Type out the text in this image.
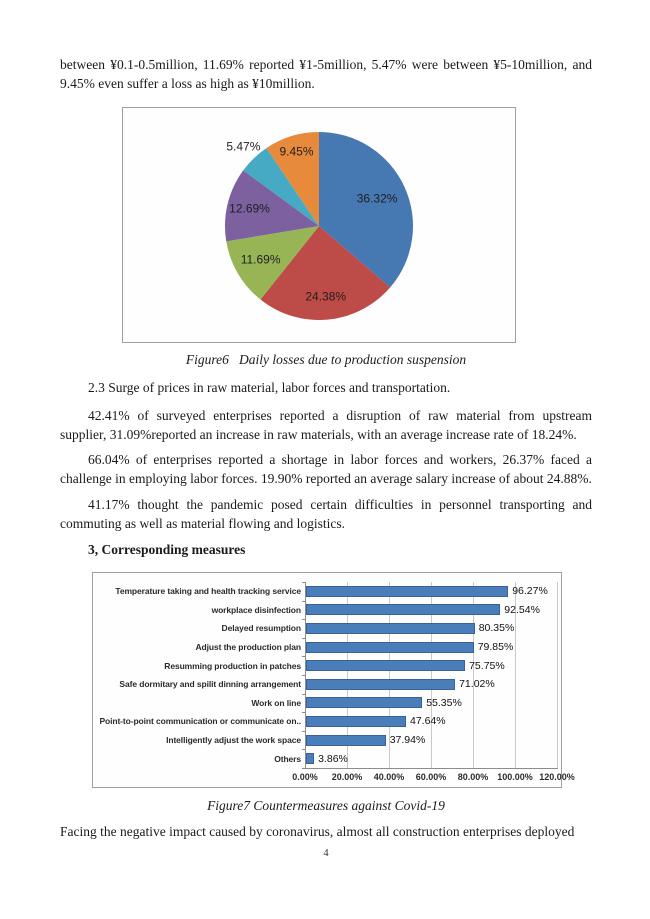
between ¥0.1-0.5million, 11.69% reported ¥1-5million, 5.47% were between ¥5-10million, and 9.45% even suffer a loss as high as ¥10million.

36.32%
24.38%
11.69%
12.69%
5.47% 9.45%

Figure6   Daily losses due to production suspension

2.3 Surge of prices in raw material, labor forces and transportation.

42.41% of surveyed enterprises reported a disruption of raw material from upstream supplier, 31.09%reported an increase in raw materials, with an average increase rate of 18.24%.

66.04% of enterprises reported a shortage in labor forces and workers, 26.37% faced a challenge in employing labor forces. 19.90% reported an average salary increase of about 24.88%.

41.17% thought the pandemic posed certain difficulties in personnel transporting and commuting as well as material flowing and logistics.

3, Corresponding measures

Temperature taking and health tracking service
workplace disinfection
Delayed resumption
Adjust the production plan
Resumming production in patches
Safe dormitary and spilit dinning arrangement
Work on line
Point-to-point communication or communicate on..
Intelligently adjust the work space
Others
96.27%
92.54%
80.35%
79.85%
75.75%
71.02%
55.35%
47.64%
37.94%
3.86%
0.00% 20.00% 40.00% 60.00% 80.00% 100.00% 120.00%

Figure7 Countermeasures against Covid-19

Facing the negative impact caused by coronavirus, almost all construction enterprises deployed

4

▬▬▬

_PROBLEM STATEMENT:_ Write out the entries again, word for word. No images.

_EXERCISE RESPONSE:_
Type out the text in this image.
between ¥0.1-0.5million, 11.69% reported ¥1-5million, 5.47% were between ¥5-10million, and 9.45% even suffer a loss as high as ¥10million.

36.32%
24.38%
11.69%
12.69%
5.47% 9.45%

Figure6   Daily losses due to production suspension

2.3 Surge of prices in raw material, labor forces and transportation.

42.41% of surveyed enterprises reported a disruption of raw material from upstream supplier, 31.09%reported an increase in raw materials, with an average increase rate of 18.24%.

66.04% of enterprises reported a shortage in labor forces and workers, 26.37% faced a challenge in employing labor forces. 19.90% reported an average salary increase of about 24.88%.

41.17% thought the pandemic posed certain difficulties in personnel transporting and commuting as well as material flowing and logistics.

3, Corresponding measures

Temperature taking and health tracking service
workplace disinfection
Delayed resumption
Adjust the production plan
Resumming production in patches
Safe dormitary and spilit dinning arrangement
Work on line
Point-to-point communication or communicate on..
Intelligently adjust the work space
Others
96.27%
92.54%
80.35%
79.85%
75.75%
71.02%
55.35%
47.64%
37.94%
3.86%
0.00% 20.00% 40.00% 60.00% 80.00% 100.00% 120.00%

Figure7 Countermeasures against Covid-19

Facing the negative impact caused by coronavirus, almost all construction enterprises deployed

4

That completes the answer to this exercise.